• [DATA FOR PROCESSING]:
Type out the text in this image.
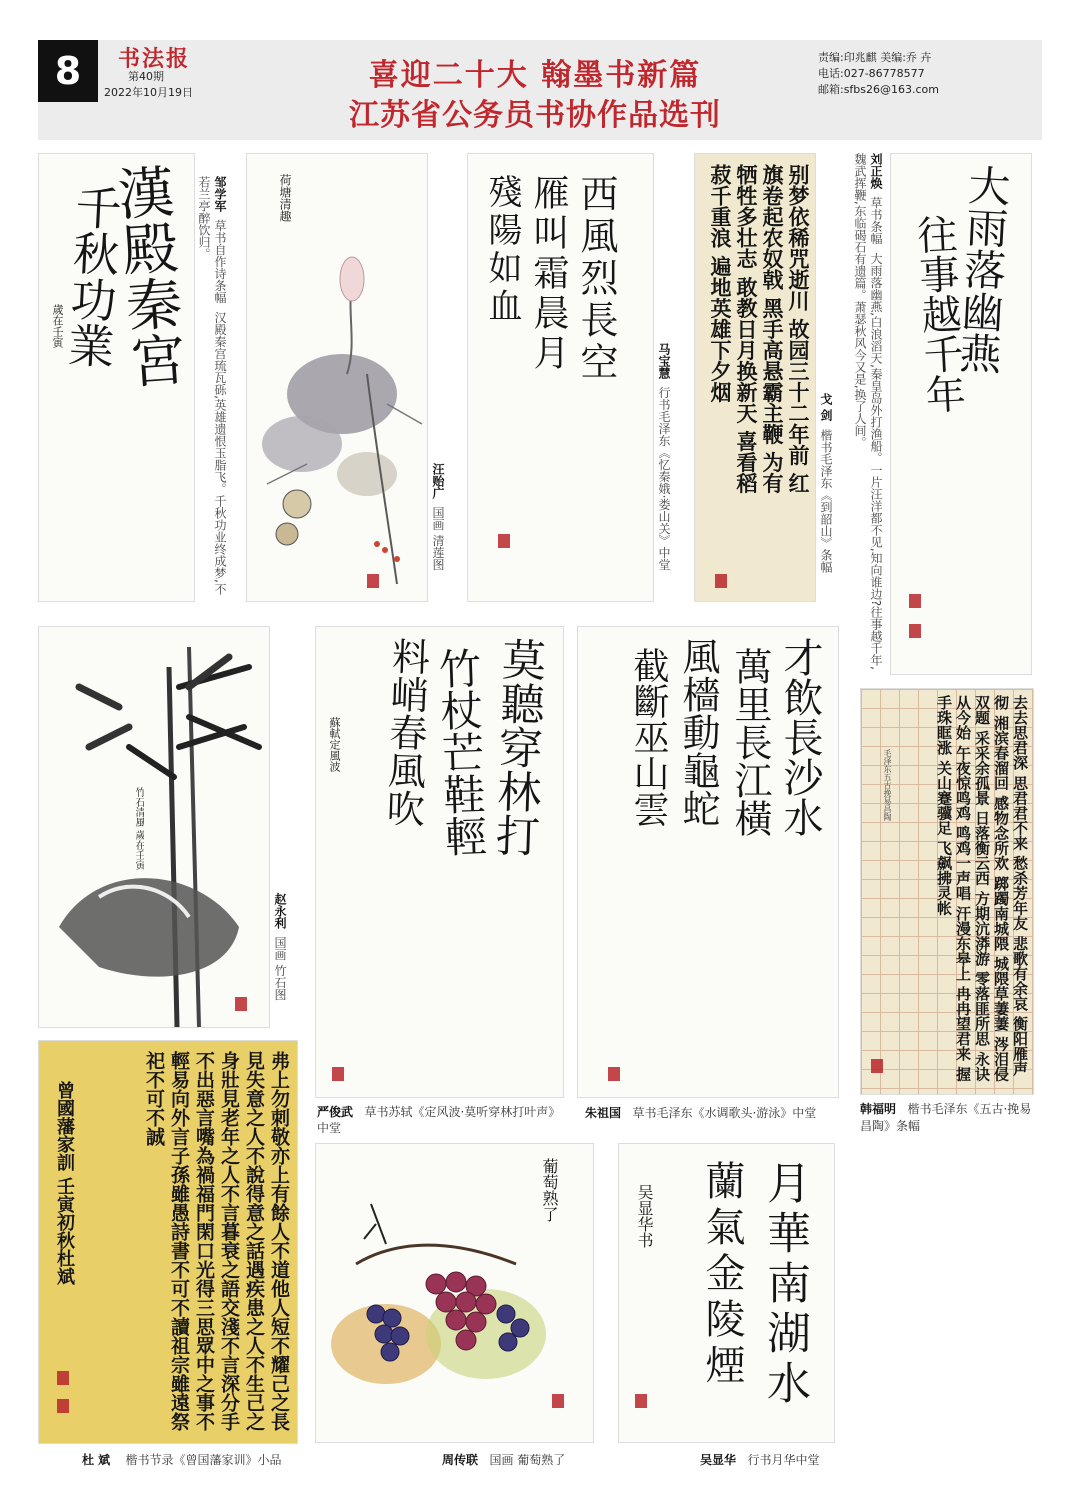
8	书法报
第40期
2022年10月19日	喜迎二十大 翰墨书新篇
江苏省公务员书协作品选刊
责编:印兆麒 美编:乔 卉
电话:027-86778577
邮箱:sfbs26@163.com
漢殿秦宮
千秋功業
歲在壬寅
邹学军  草书自作诗条幅  汉殿秦宫琉瓦砾,英雄遗恨玉脂飞。千秋功业终成梦,不若兰亭醉饮归。	荷塘清趣
汪贻广  国画 清莲图
西風烈長空
雁叫霜晨月
殘陽如血
马宝慧  行书毛泽东《忆秦娥·娄山关》中堂	别梦依稀咒逝川 故园三十二年前 红旗卷起农奴戟 黑手高悬霸主鞭 为有牺牲多壮志 敢教日月换新天 喜看稻菽千重浪 遍地英雄下夕烟
戈 剑  楷书毛泽东《到韶山》条幅
刘正焕  草书条幅  大雨落幽燕,白浪滔天,秦皇岛外打渔船。一片汪洋都不见,知向谁边?往事越千年,魏武挥鞭,东临碣石有遗篇。萧瑟秋风今又是,换了人间。	大雨落幽燕
往事越千年
竹石清風 歲在壬寅
赵永利  国画 竹石图
莫聽穿林打
竹杖芒鞋輕
料峭春風吹
蘇軾定風波
严俊武 草书苏轼《定风波·莫听穿林打叶声》中堂
才飲長沙水
萬里長江橫
風檣動龜蛇
截斷巫山雲
朱祖国 草书毛泽东《水调歌头·游泳》中堂
去去思君深 思君君不来 愁杀芳年友 悲歌有余哀 衡阳雁声彻 湘滨春溜回 感物念所欢 踯躅南城隈 城隈草萋萋 涔泪侵双题 采采余孤景 日落衡云西 方期沆漭游 零落匪所思 永诀从今始 午夜惊鸣鸡 鸣鸡一声唱 汗漫东皋上 冉冉望君来 握手珠眶涨 关山蹇骥足 飞飙拂灵帐
毛泽东五古挽易昌陶
韩福明 楷书毛泽东《五古·挽易昌陶》条幅
弗上勿刺敬亦上有餘人不道他人短不耀己之長見失意之人不說得意之話遇疾患之人不生己之身壯見老年之人不言暮衰之語交淺不言深分手不出惡言嘴為禍福門閑口光得三思眾中之事不輕易向外言子孫雖愚詩書不可不讀祖宗雖遠祭祀不可不誠
曾國藩家訓 壬寅初秋杜斌
杜 斌 楷书节录《曾国藩家训》小品
葡萄熟了
周传联 国画 葡萄熟了
月華南湖水
蘭氣金陵煙
吴显华书
吴显华 行书月华中堂
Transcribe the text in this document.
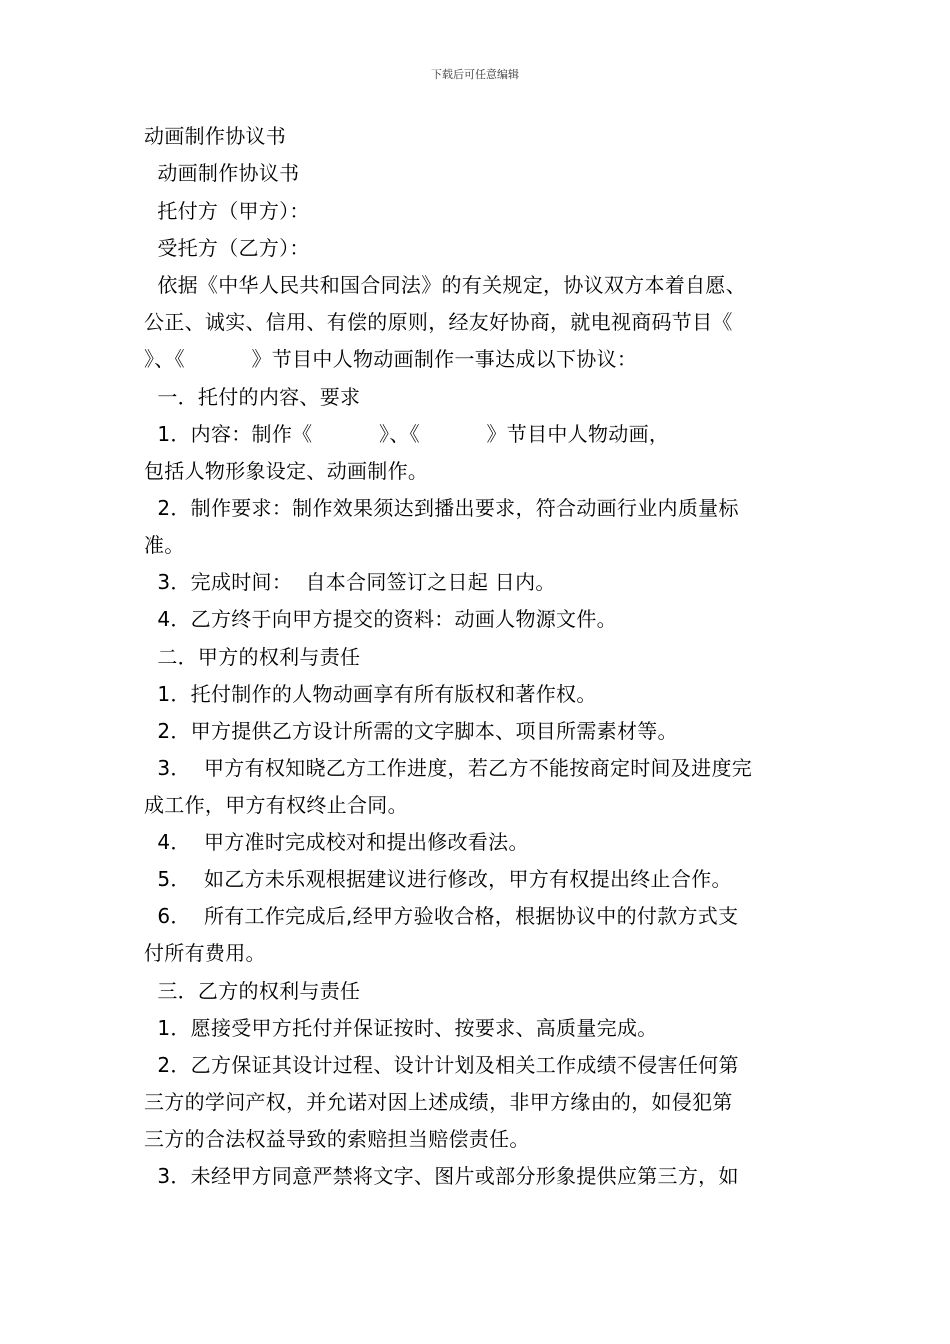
下载后可任意编辑
动画制作协议书
动画制作协议书
托付方（甲方）：
受托方（乙方）：
依据《中华人民共和国合同法》的有关规定，协议双方本着自愿、
公正、诚实、信用、有偿的原则，经友好协商，就电视商码节目《
》、《          》节目中人物动画制作一事达成以下协议：
一．托付的内容、要求
1．内容：制作《          》、《          》节目中人物动画，
包括人物形象设定、动画制作。
2．制作要求：制作效果须达到播出要求，符合动画行业内质量标
准。
3．完成时间：  自本合同签订之日起 日内。
4．乙方终于向甲方提交的资料：动画人物源文件。
二．甲方的权利与责任
1．托付制作的人物动画享有所有版权和著作权。
2．甲方提供乙方设计所需的文字脚本、项目所需素材等。
3．  甲方有权知晓乙方工作进度，若乙方不能按商定时间及进度完
成工作，甲方有权终止合同。
4．  甲方准时完成校对和提出修改看法。
5．  如乙方未乐观根据建议进行修改，甲方有权提出终止合作。
6．  所有工作完成后,经甲方验收合格，根据协议中的付款方式支
付所有费用。
三．乙方的权利与责任
1．愿接受甲方托付并保证按时、按要求、高质量完成。
2．乙方保证其设计过程、设计计划及相关工作成绩不侵害任何第
三方的学问产权，并允诺对因上述成绩，非甲方缘由的，如侵犯第
三方的合法权益导致的索赔担当赔偿责任。
3．未经甲方同意严禁将文字、图片或部分形象提供应第三方，如
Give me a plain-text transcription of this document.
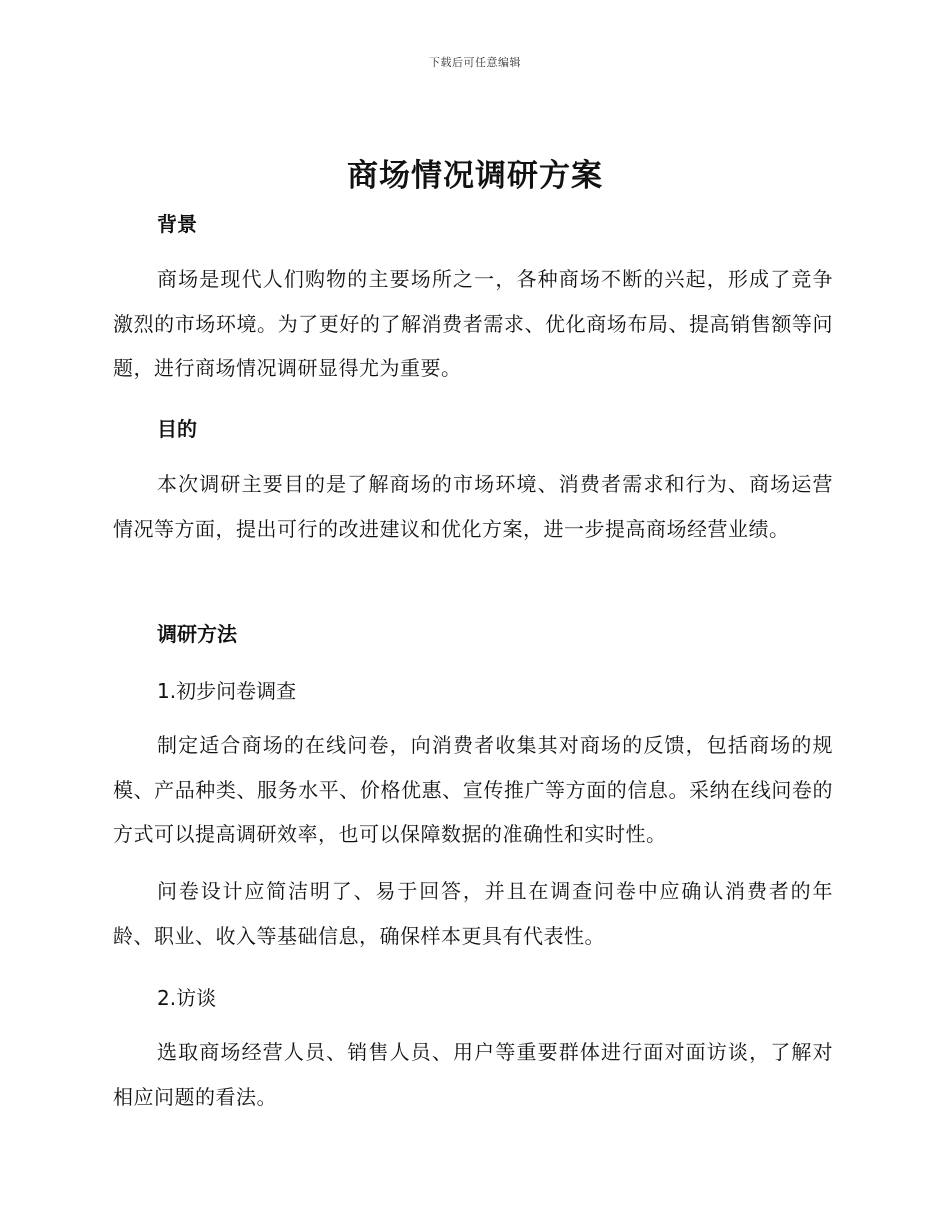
下载后可任意编辑
商场情况调研方案
背景

商场是现代人们购物的主要场所之一，各种商场不断的兴起，形成了竞争激烈的市场环境。为了更好的了解消费者需求、优化商场布局、提高销售额等问题，进行商场情况调研显得尤为重要。

目的

本次调研主要目的是了解商场的市场环境、消费者需求和行为、商场运营情况等方面，提出可行的改进建议和优化方案，进一步提高商场经营业绩。

调研方法

1.初步问卷调查

制定适合商场的在线问卷，向消费者收集其对商场的反馈，包括商场的规模、产品种类、服务水平、价格优惠、宣传推广等方面的信息。采纳在线问卷的方式可以提高调研效率，也可以保障数据的准确性和实时性。

问卷设计应简洁明了、易于回答，并且在调查问卷中应确认消费者的年龄、职业、收入等基础信息，确保样本更具有代表性。

2.访谈

选取商场经营人员、销售人员、用户等重要群体进行面对面访谈，了解对相应问题的看法。
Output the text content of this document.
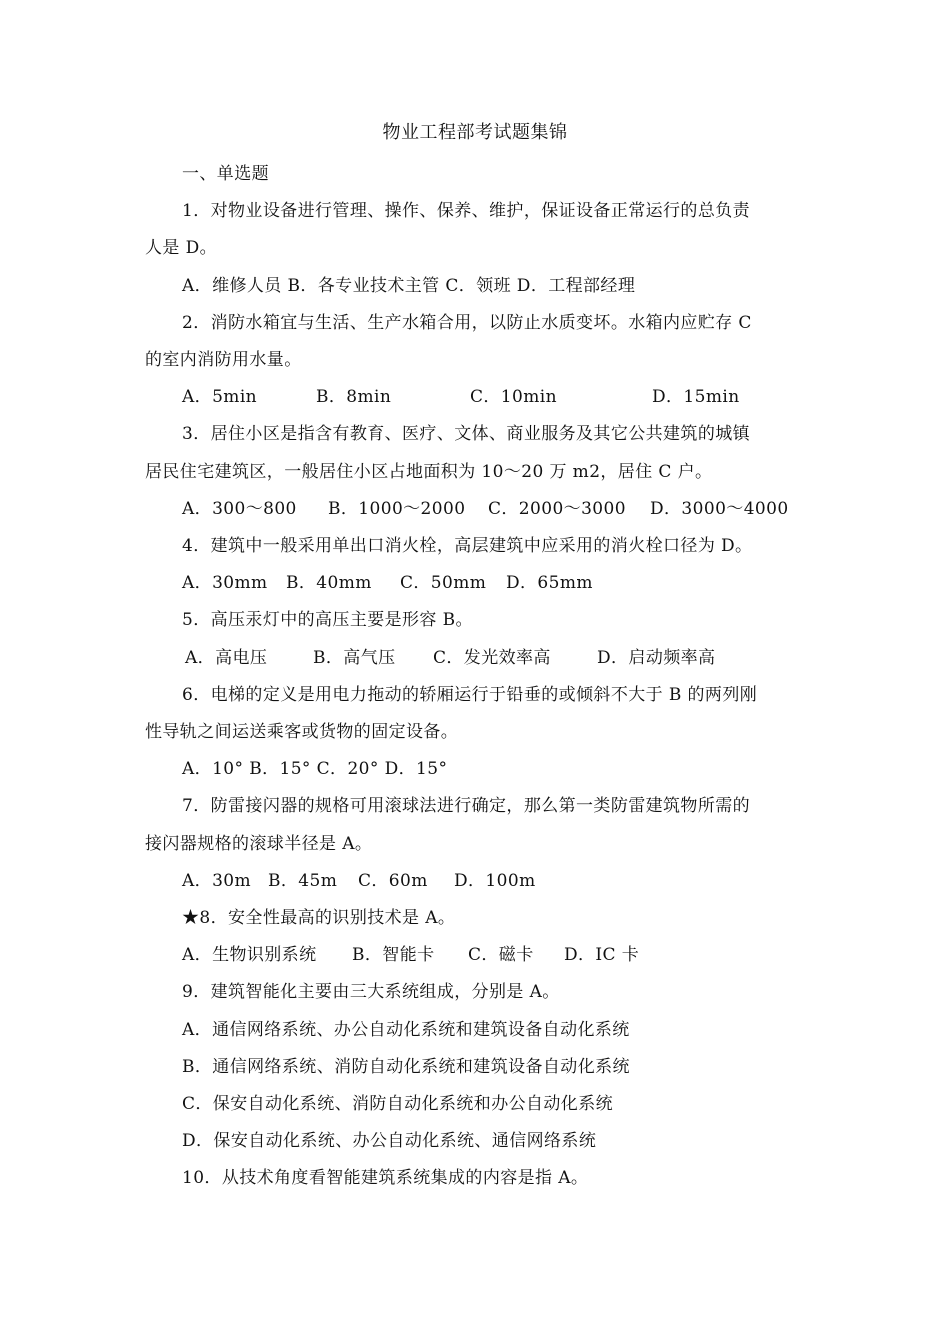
物业工程部考试题集锦

一、单选题

1．对物业设备进行管理、操作、保养、维护，保证设备正常运行的总负责

人是 D。

A．维修人员 B．各专业技术主管 C．领班 D．工程部经理

2．消防水箱宜与生活、生产水箱合用，以防止水质变坏。水箱内应贮存 C

的室内消防用水量。

A．5min	B．8min	C．10min	D．15min

3．居住小区是指含有教育、医疗、文体、商业服务及其它公共建筑的城镇

居民住宅建筑区，一般居住小区占地面积为 10～20 万 m2，居住 C 户。

A．300～800	B．1000～2000	C．2000～3000	D．3000～4000

4．建筑中一般采用单出口消火栓，高层建筑中应采用的消火栓口径为 D。

A．30mm	B．40mm	C．50mm	D．65mm

5．高压汞灯中的高压主要是形容 B。

A．高电压	B．高气压	C．发光效率高	D．启动频率高

6．电梯的定义是用电力拖动的轿厢运行于铅垂的或倾斜不大于 B 的两列刚

性导轨之间运送乘客或货物的固定设备。

A．10° B．15° C．20° D．15°

7．防雷接闪器的规格可用滚球法进行确定，那么第一类防雷建筑物所需的

接闪器规格的滚球半径是 A。

A．30m B．45m	C．60m	D．100m

★8．安全性最高的识别技术是 A。

A．生物识别系统	B．智能卡	C．磁卡	D．IC 卡

9．建筑智能化主要由三大系统组成，分别是 A。

A．通信网络系统、办公自动化系统和建筑设备自动化系统

B．通信网络系统、消防自动化系统和建筑设备自动化系统

C．保安自动化系统、消防自动化系统和办公自动化系统

D．保安自动化系统、办公自动化系统、通信网络系统

10．从技术角度看智能建筑系统集成的内容是指 A。
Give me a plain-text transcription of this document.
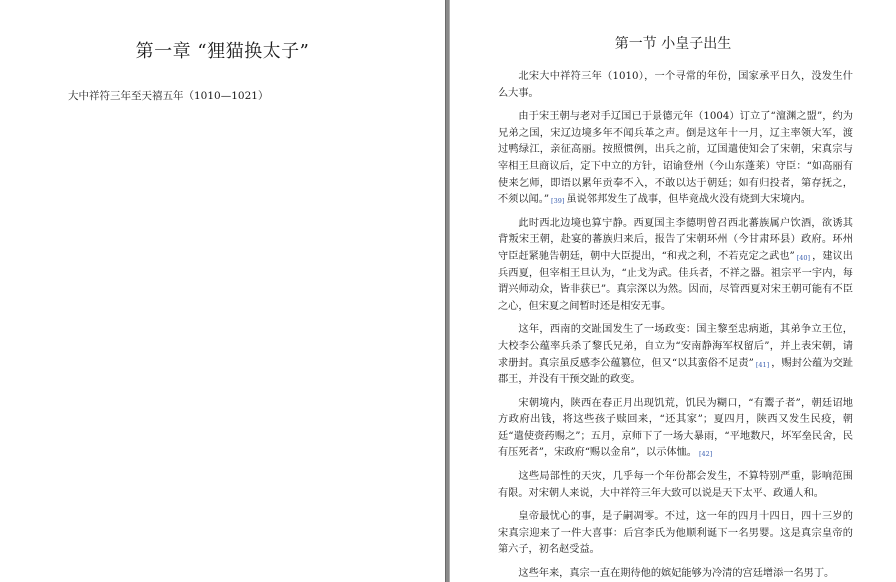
第一章 “狸猫换太子”
大中祥符三年至天禧五年（1010—1021）
第一节 小皇子出生

北宋大中祥符三年（1010），一个寻常的年份，国家承平日久，没发生什么大事。

由于宋王朝与老对手辽国已于景德元年（1004）订立了“澶渊之盟”，约为兄弟之国，宋辽边境多年不闻兵革之声。倒是这年十一月，辽主率领大军，渡过鸭绿江，亲征高丽。按照惯例，出兵之前，辽国遣使知会了宋朝，宋真宗与宰相王旦商议后，定下中立的方针，诏谕登州（今山东蓬莱）守臣：“如高丽有使来乞师，即语以累年贡奉不入，不敢以达于朝廷；如有归投者，第存抚之，不须以闻。” [39] 虽说邻邦发生了战事，但毕竟战火没有烧到大宋境内。

此时西北边境也算宁静。西夏国主李德明曾召西北蕃族属户饮酒，欲诱其背叛宋王朝，赴宴的蕃族归来后，报告了宋朝环州（今甘肃环县）政府。环州守臣赶紧驰告朝廷，朝中大臣提出，“和戎之利，不若克定之武也” [40] ，建议出兵西夏，但宰相王旦认为，“止戈为武。佳兵者，不祥之器。祖宗平一宇内，每谓兴师动众，皆非获已”。真宗深以为然。因而，尽管西夏对宋王朝可能有不臣之心，但宋夏之间暂时还是相安无事。

这年，西南的交趾国发生了一场政变：国主黎至忠病逝，其弟争立王位，大校李公蕴率兵杀了黎氏兄弟，自立为“安南静海军权留后”，并上表宋朝，请求册封。真宗虽反感李公蕴篡位，但又“以其蛮俗不足责” [41] ，赐封公蕴为交趾郡王，并没有干预交趾的政变。

宋朝境内，陕西在春正月出现饥荒，饥民为糊口，“有鬻子者”，朝廷诏地方政府出钱，将这些孩子赎回来，“还其家”；夏四月，陕西又发生民疫，朝廷“遣使赍药赐之”；五月，京师下了一场大暴雨，“平地数尺，坏军垒民舍，民有压死者”，宋政府“赐以金帛”，以示体恤。 [42]

这些局部性的天灾，几乎每一个年份都会发生，不算特别严重，影响范围有限。对宋朝人来说，大中祥符三年大致可以说是天下太平、政通人和。

皇帝最忧心的事，是子嗣凋零。不过，这一年的四月十四日，四十三岁的宋真宗迎来了一件大喜事：后宫李氏为他顺利诞下一名男婴。这是真宗皇帝的第六子，初名赵受益。

这些年来，真宗一直在期待他的嫔妃能够为冷清的宫廷增添一名男丁。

• [WORK TO DO]: Of all the lines in the data above, state how many include "通信网络系统". Say only the number.

• [RESPONSE TO THIS TASK]: 3